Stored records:
— BEGIN —
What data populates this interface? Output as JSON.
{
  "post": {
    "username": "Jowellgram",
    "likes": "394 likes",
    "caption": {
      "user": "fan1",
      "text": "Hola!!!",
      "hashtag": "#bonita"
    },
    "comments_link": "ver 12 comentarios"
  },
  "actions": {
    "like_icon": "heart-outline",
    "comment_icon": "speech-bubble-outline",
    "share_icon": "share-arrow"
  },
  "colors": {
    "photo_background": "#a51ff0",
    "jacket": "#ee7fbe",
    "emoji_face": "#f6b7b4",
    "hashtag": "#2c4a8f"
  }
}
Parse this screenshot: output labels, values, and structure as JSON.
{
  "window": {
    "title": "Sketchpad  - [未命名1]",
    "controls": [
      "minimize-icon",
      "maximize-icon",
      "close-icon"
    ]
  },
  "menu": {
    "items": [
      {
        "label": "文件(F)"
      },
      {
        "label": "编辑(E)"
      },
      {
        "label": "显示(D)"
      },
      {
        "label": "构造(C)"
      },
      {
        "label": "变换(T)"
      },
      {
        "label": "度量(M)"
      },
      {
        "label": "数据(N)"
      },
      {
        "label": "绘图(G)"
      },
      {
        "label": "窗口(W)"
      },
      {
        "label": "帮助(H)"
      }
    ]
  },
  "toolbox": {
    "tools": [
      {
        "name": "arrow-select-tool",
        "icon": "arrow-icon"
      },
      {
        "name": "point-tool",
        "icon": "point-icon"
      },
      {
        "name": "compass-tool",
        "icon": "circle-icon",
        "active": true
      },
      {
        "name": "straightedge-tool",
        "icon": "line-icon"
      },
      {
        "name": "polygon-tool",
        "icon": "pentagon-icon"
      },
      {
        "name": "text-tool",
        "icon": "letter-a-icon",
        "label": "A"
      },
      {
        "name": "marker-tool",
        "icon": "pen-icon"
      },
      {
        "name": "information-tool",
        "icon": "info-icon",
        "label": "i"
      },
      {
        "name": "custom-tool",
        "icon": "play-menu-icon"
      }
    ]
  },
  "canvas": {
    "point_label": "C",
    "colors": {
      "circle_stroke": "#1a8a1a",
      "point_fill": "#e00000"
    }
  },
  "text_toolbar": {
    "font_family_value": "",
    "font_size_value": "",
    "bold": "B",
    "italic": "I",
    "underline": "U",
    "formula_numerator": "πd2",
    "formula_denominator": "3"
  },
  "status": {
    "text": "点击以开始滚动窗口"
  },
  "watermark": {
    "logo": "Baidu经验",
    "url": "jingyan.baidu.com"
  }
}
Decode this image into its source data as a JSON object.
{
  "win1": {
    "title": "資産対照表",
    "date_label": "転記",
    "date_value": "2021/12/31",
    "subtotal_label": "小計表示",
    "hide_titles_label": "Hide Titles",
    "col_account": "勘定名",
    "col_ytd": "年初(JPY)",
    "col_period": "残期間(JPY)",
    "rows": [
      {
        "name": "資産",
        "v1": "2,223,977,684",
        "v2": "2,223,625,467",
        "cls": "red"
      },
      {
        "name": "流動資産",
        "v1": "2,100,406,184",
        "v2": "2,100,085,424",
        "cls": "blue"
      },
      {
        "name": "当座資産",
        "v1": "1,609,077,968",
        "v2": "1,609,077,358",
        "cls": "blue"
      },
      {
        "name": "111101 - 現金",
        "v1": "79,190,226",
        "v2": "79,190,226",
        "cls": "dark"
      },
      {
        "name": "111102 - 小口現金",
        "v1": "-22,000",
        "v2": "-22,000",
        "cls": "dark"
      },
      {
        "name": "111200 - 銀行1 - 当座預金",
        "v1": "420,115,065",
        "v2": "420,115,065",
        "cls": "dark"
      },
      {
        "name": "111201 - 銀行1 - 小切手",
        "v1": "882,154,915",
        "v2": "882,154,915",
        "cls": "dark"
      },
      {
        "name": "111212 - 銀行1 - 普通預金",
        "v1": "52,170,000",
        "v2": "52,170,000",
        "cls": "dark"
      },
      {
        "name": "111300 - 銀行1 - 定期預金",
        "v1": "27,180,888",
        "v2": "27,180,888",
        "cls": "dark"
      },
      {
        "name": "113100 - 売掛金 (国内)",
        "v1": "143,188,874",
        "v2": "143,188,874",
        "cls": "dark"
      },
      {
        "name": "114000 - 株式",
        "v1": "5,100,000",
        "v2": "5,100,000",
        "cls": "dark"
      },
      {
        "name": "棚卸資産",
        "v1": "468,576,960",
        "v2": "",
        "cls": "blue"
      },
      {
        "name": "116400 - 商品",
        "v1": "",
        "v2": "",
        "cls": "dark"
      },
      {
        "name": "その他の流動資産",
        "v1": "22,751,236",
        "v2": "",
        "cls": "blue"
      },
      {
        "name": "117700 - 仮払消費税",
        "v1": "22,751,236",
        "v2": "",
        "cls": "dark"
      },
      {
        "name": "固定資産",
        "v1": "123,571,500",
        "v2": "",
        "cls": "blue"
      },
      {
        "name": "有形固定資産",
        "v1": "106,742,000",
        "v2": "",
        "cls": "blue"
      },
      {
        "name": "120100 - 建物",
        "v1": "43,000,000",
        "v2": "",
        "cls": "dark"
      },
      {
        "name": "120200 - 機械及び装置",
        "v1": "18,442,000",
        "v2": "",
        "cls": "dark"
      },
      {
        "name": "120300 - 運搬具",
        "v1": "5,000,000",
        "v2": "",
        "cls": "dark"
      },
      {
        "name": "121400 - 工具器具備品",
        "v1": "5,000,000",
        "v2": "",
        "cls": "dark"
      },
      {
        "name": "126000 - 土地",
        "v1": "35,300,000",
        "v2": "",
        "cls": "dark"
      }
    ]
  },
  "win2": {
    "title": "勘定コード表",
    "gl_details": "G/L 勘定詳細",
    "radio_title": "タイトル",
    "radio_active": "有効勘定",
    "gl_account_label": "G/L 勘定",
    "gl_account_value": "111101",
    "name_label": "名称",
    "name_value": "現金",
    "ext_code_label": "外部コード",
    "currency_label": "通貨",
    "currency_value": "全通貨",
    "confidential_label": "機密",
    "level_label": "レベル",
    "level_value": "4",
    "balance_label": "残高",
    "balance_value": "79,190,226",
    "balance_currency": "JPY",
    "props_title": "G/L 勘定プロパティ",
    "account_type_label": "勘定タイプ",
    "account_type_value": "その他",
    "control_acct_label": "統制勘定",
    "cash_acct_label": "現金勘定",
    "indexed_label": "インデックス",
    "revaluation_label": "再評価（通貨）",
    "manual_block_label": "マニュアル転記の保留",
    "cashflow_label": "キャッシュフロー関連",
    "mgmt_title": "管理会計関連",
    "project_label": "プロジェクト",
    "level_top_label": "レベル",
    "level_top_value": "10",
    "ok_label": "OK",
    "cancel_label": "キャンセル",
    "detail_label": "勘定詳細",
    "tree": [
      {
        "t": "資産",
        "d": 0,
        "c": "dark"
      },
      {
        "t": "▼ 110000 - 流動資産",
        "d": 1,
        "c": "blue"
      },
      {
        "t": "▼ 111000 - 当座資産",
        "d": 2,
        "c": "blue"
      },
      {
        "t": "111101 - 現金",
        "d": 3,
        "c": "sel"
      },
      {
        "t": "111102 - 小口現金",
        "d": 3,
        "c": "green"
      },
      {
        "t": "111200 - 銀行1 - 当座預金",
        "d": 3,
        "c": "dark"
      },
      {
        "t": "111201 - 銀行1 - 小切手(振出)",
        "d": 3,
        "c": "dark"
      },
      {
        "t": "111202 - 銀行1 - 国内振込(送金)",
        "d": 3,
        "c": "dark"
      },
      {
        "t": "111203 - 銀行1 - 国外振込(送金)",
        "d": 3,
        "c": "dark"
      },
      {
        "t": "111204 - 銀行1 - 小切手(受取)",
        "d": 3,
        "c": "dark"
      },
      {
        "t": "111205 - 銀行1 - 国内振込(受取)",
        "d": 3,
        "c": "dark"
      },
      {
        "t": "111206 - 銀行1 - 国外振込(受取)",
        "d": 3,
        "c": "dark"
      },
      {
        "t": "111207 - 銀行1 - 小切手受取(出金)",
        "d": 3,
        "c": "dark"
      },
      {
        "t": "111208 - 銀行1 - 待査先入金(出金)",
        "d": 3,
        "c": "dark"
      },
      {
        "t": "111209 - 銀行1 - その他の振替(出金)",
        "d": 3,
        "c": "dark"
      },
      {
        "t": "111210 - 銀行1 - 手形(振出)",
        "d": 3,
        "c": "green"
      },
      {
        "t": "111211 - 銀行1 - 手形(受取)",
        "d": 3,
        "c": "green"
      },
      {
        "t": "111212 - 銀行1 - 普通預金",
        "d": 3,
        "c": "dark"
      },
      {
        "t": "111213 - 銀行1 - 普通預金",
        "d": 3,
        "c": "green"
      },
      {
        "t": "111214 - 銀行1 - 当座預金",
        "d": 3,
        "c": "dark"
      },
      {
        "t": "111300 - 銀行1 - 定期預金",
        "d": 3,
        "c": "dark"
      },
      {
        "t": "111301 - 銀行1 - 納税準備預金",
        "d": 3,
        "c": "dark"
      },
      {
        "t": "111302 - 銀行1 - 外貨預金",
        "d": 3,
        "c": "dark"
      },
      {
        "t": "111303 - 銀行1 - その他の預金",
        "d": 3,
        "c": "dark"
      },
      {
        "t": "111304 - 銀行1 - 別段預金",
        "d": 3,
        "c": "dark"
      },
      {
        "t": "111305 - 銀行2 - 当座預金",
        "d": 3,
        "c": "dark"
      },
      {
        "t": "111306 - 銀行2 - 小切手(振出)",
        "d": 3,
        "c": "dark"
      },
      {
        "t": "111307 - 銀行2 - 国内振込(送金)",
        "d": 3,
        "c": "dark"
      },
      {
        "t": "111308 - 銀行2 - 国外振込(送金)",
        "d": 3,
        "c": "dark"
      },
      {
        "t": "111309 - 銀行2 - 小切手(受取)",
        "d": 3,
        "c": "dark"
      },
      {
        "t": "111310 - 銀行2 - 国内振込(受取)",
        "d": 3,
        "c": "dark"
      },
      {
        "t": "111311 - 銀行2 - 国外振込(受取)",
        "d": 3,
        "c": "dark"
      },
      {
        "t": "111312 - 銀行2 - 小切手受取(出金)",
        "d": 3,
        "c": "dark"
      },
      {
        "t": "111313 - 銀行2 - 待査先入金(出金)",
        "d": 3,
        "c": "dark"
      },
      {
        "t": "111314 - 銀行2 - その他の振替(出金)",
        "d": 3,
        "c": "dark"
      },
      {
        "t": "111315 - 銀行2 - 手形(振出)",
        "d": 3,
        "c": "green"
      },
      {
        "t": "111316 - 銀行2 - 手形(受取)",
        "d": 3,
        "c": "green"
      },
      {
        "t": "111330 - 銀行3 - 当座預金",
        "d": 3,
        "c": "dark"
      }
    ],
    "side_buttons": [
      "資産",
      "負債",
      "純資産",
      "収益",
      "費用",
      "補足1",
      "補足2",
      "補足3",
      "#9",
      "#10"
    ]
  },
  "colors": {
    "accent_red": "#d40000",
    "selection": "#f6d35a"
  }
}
— END —
— The problem —
Copy every line in the listing above where the string "JSON" turns up.

— Response to the task —
What data populates this interface? Output as JSON.
Parse this screenshot: output labels, values, and structure as JSON.
Decode this image into its source data as a JSON object.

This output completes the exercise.